• [AIM OF THE EXERCISE]: Using the material that follows, identify and copy each line with the string "this".

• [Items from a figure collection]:
▽
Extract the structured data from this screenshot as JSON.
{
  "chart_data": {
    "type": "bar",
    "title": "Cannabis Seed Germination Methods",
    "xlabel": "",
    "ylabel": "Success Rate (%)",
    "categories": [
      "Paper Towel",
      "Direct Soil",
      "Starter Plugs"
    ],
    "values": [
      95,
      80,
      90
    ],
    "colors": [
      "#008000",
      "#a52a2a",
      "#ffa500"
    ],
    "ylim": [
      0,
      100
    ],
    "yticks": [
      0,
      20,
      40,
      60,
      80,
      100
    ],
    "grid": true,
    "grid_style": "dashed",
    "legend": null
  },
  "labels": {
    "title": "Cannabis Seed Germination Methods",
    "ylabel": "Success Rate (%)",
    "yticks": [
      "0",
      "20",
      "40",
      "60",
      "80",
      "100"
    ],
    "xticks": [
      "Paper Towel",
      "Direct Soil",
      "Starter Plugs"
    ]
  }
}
△
▽
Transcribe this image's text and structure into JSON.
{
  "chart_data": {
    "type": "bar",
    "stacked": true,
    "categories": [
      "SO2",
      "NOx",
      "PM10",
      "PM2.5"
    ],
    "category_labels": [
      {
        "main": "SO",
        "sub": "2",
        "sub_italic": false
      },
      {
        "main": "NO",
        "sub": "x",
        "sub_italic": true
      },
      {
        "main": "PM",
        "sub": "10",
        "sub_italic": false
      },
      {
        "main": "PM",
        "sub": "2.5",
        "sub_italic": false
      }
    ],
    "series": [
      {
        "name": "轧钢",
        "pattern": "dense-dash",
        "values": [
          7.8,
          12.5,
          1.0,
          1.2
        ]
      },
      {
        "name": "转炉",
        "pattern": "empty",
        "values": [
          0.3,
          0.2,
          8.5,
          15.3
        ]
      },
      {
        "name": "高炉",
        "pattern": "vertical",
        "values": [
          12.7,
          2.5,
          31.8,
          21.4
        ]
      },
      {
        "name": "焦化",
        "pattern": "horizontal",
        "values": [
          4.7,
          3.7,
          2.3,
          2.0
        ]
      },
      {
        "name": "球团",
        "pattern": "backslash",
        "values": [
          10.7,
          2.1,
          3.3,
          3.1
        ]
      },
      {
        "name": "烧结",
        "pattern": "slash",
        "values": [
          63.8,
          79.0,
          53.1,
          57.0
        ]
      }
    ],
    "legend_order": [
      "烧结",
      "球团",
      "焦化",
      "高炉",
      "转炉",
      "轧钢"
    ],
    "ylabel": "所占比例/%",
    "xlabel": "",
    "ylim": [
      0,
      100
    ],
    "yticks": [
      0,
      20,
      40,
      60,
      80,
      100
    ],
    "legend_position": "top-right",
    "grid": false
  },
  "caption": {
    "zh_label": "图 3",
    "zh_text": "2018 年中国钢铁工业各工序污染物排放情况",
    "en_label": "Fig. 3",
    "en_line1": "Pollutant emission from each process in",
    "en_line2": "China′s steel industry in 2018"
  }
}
△
• [EXERCISE RESPONSE]:
Extract the structured data from this screenshot as JSON.
Transcribe this image's text and structure into JSON.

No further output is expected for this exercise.